▸ WHAT IS ASKED: Collect all lines containing the word "JSON" from the data.

Figure record listings

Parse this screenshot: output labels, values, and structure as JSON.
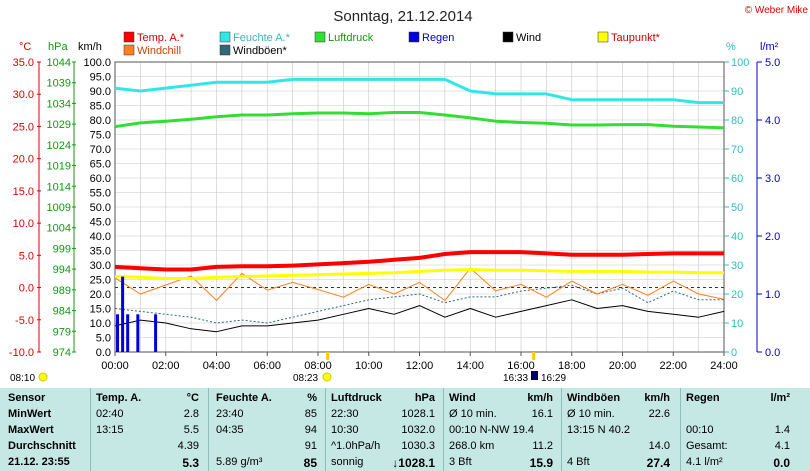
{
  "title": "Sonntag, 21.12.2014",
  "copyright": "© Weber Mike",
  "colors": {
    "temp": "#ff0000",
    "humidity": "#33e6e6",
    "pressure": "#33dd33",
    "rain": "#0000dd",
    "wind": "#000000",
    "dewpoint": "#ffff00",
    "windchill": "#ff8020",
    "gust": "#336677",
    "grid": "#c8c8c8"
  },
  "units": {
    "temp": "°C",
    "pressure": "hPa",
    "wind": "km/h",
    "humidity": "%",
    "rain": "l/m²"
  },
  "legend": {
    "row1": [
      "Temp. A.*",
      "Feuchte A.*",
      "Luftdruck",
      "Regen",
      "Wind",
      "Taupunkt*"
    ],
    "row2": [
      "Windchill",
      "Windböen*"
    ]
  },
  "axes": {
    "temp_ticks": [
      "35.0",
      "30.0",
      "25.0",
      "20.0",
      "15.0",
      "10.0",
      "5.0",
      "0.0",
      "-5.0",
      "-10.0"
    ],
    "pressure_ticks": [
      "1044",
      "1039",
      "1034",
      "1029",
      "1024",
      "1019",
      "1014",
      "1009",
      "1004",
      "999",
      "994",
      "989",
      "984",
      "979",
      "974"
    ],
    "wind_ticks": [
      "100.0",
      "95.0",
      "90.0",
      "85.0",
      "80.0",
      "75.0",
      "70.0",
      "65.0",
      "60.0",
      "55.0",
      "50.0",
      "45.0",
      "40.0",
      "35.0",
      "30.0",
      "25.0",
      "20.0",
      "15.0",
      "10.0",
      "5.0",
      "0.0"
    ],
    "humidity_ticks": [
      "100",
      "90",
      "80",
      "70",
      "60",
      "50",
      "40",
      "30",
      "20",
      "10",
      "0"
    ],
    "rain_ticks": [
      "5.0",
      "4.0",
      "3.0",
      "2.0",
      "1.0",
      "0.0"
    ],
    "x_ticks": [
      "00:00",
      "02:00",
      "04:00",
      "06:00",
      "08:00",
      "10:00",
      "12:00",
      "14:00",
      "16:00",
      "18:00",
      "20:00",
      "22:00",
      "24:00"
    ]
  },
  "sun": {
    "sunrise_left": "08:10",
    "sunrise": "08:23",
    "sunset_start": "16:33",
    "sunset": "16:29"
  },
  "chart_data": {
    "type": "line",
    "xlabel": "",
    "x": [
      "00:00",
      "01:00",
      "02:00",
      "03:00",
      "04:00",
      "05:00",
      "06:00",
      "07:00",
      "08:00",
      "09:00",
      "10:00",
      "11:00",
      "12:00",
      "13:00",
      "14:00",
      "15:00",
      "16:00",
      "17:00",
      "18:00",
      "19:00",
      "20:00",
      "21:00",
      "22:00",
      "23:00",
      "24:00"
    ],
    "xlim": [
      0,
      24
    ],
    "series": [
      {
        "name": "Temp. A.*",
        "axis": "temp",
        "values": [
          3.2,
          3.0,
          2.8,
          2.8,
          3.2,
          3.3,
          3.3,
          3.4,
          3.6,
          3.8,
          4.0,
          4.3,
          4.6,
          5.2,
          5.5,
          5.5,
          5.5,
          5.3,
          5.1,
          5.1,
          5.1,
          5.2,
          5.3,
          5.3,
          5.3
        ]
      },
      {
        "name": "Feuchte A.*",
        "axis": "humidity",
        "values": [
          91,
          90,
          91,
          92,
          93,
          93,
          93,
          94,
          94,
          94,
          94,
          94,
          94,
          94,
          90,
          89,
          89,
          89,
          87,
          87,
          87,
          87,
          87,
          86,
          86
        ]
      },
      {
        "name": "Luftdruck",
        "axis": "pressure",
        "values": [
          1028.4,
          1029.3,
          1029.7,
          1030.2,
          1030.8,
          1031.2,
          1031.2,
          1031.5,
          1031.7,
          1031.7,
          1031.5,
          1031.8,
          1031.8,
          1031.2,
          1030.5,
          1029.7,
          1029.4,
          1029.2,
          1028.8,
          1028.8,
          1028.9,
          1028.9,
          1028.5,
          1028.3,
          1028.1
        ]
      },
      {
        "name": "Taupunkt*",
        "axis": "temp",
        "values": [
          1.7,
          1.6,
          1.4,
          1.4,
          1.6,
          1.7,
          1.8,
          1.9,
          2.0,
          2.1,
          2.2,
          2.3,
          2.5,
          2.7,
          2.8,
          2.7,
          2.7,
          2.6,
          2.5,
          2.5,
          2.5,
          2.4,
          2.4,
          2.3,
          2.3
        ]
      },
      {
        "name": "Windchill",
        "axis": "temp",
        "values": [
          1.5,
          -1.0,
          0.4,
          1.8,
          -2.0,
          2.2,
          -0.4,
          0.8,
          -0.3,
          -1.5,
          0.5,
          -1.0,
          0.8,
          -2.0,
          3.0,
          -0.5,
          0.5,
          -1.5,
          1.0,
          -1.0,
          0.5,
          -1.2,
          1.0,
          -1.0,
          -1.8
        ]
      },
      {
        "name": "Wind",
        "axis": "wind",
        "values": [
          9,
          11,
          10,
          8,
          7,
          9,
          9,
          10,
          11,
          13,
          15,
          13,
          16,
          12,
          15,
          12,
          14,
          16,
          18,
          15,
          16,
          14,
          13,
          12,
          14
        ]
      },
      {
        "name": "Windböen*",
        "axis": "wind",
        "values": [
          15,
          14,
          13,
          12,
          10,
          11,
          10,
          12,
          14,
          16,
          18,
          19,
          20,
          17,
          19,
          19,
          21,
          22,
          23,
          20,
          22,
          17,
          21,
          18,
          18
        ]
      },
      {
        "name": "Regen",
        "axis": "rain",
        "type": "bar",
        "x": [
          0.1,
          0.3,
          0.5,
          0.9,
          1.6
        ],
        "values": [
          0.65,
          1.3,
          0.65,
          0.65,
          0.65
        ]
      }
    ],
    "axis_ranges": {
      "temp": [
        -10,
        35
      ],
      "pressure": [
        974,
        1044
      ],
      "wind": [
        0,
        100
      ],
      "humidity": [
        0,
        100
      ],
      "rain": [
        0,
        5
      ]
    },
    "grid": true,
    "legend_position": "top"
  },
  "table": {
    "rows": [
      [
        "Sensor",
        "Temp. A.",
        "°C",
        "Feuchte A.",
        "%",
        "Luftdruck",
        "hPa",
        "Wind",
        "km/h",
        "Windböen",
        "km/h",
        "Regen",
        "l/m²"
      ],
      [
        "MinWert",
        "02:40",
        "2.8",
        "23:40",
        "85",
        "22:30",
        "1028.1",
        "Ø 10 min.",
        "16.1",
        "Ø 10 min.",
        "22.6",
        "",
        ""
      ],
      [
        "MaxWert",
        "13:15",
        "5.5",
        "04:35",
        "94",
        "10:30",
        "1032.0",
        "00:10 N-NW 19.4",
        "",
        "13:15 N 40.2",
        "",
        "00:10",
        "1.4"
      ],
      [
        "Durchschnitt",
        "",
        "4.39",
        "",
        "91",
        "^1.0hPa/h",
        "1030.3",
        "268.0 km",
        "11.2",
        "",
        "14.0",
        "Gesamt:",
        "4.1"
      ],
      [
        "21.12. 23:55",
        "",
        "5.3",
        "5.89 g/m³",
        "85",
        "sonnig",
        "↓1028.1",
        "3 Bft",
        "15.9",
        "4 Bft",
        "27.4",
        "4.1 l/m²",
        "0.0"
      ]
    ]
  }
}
---
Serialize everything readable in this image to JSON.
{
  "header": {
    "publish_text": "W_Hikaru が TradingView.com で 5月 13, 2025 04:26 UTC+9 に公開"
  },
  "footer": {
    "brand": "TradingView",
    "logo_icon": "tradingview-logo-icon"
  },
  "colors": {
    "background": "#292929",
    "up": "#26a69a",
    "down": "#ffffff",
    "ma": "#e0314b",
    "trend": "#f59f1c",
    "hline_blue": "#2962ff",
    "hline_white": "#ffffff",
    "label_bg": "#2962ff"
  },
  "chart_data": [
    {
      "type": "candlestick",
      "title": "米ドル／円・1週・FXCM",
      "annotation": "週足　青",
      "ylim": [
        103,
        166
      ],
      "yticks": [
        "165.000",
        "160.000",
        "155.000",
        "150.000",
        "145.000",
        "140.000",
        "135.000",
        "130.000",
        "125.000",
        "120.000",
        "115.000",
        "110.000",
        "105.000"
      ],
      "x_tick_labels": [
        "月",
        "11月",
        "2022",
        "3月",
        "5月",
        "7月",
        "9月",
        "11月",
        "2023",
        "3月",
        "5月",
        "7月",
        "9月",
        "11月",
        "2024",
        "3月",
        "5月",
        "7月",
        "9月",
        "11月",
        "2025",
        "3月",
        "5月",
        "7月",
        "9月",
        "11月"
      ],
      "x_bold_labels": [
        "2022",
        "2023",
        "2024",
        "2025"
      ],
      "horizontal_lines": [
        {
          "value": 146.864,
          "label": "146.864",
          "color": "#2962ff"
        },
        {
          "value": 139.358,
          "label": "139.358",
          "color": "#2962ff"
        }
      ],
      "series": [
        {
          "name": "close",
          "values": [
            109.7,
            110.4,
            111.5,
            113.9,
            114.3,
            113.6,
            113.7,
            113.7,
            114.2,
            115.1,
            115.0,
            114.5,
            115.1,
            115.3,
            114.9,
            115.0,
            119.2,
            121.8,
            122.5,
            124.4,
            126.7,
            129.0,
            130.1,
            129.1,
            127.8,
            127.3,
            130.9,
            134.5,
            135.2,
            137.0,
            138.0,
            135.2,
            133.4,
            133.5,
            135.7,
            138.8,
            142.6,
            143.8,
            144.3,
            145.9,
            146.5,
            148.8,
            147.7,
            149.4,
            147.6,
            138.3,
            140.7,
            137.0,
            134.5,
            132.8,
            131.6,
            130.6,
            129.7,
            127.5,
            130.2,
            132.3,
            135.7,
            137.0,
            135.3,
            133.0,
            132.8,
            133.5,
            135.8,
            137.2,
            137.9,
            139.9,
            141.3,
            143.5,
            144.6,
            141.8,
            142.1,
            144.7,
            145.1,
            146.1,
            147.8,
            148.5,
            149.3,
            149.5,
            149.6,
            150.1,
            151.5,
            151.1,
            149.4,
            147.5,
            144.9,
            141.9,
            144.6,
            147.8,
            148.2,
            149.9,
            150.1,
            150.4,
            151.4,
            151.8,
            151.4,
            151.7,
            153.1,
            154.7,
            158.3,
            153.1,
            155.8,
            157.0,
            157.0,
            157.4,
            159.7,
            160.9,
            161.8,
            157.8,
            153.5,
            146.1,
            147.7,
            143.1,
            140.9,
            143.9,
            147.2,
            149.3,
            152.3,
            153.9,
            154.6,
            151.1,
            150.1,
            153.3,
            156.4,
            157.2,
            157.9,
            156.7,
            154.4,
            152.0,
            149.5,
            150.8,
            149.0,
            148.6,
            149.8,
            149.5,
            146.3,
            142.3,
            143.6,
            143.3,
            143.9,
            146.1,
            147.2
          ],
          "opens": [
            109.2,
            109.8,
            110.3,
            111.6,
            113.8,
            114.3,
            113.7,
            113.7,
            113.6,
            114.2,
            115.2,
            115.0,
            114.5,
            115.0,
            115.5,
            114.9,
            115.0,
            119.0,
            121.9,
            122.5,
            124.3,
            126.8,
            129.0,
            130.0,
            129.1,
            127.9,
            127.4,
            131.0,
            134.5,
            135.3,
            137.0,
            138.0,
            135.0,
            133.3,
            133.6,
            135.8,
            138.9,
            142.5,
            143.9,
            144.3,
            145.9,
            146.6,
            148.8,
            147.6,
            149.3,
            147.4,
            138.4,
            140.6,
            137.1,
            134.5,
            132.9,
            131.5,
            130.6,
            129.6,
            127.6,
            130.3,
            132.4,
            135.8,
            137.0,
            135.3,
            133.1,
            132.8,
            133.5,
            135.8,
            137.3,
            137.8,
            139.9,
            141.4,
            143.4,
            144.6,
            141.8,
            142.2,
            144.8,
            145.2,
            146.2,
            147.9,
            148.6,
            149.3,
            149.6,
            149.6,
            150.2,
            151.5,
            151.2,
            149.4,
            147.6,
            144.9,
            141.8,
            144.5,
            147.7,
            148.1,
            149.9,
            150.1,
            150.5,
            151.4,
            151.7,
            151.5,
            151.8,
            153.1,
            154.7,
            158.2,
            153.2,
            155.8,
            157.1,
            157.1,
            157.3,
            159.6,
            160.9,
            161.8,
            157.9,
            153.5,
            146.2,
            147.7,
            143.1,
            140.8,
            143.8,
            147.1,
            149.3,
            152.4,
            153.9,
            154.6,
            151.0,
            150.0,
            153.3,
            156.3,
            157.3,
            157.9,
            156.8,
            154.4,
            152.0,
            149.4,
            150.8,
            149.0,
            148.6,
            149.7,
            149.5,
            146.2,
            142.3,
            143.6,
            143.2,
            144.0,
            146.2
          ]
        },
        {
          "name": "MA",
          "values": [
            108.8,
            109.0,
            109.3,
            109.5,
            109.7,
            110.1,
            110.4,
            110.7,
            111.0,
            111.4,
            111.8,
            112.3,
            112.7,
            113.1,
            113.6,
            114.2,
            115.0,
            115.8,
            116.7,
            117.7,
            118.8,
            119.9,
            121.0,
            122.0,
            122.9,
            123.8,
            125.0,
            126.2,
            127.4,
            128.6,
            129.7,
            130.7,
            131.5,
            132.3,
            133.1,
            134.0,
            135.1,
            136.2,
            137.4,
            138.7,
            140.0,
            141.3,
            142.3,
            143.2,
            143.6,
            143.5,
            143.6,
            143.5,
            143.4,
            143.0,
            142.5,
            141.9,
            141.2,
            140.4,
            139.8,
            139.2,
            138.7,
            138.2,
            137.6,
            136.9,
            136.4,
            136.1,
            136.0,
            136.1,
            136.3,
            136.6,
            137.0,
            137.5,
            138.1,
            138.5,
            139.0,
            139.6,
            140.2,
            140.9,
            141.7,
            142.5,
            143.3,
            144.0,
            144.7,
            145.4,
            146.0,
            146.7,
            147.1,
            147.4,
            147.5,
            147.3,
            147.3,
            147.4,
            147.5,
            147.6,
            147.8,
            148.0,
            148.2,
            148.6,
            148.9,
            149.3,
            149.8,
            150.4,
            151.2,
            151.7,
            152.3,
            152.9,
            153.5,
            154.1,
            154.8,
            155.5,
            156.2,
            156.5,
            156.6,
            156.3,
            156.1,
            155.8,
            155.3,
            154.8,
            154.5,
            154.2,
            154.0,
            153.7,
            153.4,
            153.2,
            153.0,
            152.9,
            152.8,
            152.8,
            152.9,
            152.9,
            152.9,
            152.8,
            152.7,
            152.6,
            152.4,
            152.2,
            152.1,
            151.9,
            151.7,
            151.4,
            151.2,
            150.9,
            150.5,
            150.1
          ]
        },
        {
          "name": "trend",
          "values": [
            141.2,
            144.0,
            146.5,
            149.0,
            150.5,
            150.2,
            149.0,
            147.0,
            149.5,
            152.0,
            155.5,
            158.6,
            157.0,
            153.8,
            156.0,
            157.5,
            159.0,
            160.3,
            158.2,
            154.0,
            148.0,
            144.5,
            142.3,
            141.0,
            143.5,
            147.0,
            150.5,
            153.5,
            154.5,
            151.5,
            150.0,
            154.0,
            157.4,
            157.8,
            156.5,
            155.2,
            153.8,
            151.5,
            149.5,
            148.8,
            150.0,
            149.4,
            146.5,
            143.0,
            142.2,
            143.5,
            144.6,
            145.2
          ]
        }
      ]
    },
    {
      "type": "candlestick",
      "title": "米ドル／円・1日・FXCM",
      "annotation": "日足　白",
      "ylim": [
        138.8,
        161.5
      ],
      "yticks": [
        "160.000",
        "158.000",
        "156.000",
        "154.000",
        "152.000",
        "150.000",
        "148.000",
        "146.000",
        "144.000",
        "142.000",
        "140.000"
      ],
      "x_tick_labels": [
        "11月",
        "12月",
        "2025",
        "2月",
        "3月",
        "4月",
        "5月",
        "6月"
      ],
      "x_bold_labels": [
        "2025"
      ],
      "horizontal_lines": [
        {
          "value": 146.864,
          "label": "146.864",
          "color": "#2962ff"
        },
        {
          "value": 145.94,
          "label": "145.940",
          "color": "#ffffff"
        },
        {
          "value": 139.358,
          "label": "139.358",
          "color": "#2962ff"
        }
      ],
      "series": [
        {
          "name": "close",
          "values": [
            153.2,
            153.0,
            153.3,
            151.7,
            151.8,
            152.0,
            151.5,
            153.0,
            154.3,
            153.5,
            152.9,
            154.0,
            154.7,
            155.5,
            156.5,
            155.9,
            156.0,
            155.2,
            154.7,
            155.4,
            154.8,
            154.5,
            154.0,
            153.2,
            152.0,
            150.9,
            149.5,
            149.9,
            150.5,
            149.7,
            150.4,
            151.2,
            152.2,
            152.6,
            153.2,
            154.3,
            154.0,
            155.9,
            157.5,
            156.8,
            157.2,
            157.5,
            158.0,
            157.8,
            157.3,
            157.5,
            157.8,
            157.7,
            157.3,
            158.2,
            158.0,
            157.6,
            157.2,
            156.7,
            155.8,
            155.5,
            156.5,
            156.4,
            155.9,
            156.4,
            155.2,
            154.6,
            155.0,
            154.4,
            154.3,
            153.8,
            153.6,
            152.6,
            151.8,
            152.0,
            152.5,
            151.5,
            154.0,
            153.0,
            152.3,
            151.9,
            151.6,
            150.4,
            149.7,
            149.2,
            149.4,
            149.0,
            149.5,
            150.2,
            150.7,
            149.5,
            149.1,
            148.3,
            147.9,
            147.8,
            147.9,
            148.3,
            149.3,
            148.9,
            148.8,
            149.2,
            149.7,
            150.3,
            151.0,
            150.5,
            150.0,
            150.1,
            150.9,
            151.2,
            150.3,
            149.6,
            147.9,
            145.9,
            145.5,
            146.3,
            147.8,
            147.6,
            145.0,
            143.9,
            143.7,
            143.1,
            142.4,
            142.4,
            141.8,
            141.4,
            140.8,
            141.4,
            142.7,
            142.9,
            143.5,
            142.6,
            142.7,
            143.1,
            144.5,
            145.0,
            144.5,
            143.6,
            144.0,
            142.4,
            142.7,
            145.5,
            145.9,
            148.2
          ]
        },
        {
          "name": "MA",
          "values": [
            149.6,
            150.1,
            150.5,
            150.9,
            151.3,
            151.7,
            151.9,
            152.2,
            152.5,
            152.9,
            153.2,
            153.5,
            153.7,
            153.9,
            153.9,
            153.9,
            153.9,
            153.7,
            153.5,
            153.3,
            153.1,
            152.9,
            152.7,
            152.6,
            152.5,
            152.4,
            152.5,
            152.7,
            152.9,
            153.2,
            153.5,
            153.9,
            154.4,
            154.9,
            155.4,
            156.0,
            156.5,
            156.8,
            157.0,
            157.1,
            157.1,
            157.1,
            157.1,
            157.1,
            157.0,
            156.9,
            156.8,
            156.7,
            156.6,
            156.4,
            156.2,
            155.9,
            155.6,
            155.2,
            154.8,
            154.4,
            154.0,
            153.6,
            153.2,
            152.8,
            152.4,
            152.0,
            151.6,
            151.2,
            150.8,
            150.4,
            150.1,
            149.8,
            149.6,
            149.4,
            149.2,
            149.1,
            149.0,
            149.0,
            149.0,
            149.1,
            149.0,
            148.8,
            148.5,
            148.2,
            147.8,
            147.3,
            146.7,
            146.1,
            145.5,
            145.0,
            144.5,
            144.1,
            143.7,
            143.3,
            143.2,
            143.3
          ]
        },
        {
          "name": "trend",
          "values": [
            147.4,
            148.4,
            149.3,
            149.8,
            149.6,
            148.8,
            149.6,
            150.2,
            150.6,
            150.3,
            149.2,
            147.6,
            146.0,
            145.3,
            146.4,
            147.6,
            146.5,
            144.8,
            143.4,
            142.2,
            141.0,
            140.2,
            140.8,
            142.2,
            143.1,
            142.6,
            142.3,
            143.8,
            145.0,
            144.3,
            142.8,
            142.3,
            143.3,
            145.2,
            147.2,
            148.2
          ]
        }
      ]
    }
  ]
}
...
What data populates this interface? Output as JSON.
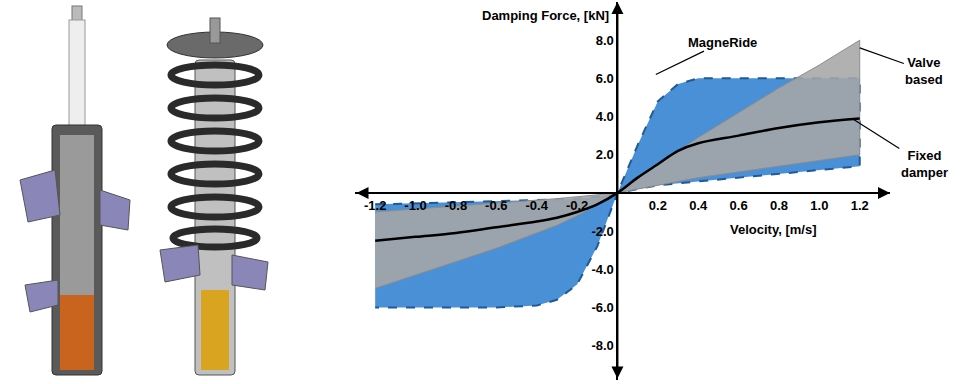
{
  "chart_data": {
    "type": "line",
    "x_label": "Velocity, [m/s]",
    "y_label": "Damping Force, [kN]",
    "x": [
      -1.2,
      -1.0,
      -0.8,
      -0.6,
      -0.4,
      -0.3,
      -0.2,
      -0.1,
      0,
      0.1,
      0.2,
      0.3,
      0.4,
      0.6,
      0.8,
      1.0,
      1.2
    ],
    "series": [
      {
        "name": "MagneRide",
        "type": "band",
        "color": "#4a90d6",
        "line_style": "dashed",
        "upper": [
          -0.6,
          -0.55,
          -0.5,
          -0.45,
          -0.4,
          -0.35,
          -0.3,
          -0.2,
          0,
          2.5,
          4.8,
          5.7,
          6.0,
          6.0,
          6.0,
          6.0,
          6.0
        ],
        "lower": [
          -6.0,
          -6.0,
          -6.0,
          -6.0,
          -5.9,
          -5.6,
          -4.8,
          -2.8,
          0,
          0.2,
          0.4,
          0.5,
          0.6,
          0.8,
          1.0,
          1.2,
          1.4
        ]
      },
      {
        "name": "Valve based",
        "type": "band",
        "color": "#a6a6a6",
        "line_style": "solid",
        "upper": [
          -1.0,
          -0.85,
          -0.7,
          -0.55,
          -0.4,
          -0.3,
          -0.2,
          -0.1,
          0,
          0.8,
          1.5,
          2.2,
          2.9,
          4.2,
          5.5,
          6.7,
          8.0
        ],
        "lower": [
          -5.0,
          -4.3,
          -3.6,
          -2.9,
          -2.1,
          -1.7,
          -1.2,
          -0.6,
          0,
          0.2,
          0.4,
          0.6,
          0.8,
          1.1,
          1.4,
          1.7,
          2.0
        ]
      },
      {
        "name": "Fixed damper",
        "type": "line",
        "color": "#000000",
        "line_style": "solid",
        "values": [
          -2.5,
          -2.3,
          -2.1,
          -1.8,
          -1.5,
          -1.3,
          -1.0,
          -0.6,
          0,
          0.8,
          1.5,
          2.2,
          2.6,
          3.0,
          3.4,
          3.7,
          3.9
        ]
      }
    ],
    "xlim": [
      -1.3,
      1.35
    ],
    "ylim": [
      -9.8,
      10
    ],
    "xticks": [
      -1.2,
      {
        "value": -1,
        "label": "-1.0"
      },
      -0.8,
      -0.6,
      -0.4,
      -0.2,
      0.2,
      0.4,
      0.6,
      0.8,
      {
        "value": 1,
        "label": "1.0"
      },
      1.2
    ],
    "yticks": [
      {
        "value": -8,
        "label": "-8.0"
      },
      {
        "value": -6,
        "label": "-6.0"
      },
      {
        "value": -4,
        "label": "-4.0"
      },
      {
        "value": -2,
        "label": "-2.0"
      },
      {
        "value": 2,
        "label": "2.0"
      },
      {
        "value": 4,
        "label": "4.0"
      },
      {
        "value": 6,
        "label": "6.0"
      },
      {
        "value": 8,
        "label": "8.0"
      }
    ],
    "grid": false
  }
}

▸ CORRECT OUTPUT:
Parse this screenshot: output labels, values, and structure as JSON.
Serialize everything readable in this image to JSON.
What data populates this interface? Output as JSON.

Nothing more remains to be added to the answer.